* [INSTRUCTION]: Select and copy out every line in the records containing "based".

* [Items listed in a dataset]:
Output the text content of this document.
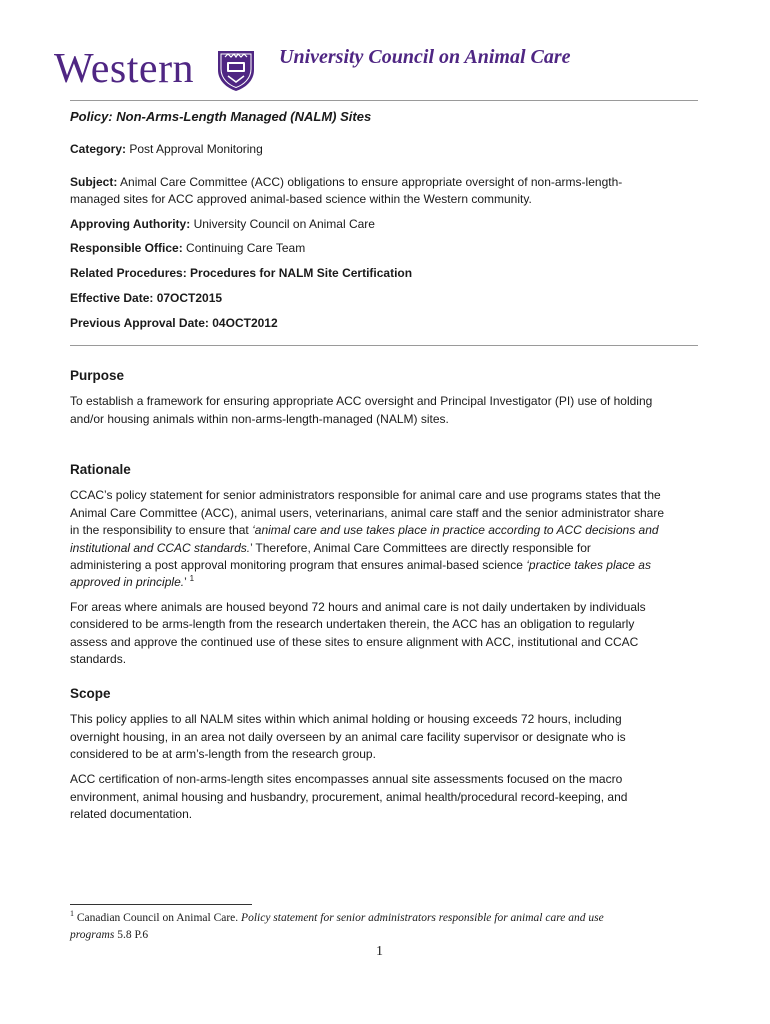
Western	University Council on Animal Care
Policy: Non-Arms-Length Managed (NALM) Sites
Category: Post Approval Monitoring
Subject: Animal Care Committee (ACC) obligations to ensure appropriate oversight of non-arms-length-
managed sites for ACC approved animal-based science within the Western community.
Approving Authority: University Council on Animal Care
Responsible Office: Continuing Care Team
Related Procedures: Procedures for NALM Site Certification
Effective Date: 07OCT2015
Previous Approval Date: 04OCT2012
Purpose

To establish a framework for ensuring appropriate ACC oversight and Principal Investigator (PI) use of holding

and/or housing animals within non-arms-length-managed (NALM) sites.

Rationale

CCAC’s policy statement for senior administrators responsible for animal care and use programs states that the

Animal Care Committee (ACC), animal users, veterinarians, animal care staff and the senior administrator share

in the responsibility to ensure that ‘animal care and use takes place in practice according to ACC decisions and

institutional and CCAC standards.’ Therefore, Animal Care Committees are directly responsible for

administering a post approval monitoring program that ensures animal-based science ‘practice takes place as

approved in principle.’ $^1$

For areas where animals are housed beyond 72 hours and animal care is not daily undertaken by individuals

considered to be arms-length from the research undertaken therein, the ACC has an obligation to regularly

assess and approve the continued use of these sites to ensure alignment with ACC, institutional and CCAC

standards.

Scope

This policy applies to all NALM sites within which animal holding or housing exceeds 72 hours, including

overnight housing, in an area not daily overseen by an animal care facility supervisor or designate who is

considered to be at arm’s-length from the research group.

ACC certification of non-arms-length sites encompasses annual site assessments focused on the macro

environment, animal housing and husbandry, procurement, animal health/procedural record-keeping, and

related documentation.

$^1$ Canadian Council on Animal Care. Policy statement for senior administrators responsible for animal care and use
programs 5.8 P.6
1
--
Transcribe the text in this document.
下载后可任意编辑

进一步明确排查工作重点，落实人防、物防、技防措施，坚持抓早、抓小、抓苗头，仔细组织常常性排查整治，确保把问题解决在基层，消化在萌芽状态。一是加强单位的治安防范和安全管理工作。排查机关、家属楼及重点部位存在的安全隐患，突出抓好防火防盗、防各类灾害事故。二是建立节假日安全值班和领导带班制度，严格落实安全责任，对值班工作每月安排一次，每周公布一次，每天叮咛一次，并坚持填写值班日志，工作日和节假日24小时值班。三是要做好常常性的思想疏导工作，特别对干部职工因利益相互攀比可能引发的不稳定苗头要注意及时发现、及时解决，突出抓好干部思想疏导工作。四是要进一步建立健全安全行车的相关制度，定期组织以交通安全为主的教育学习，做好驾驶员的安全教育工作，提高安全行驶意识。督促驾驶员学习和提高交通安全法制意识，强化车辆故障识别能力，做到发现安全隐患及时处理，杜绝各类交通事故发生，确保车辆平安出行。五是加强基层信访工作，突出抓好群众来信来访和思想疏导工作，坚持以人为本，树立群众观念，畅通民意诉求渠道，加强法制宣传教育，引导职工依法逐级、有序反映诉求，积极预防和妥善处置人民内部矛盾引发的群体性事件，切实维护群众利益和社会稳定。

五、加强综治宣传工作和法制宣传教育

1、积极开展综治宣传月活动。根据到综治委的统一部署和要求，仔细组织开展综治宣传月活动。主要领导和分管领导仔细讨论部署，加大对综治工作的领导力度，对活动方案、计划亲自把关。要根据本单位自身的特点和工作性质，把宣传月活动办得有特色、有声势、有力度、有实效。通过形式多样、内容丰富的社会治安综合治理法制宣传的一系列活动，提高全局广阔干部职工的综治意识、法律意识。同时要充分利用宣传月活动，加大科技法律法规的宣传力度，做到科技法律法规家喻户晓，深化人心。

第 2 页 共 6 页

* [OUTPUT BELOW]:
managed sites for ACC approved animal-based science within the Western community.
administering a post approval monitoring program that ensures animal-based science ‘practice takes place as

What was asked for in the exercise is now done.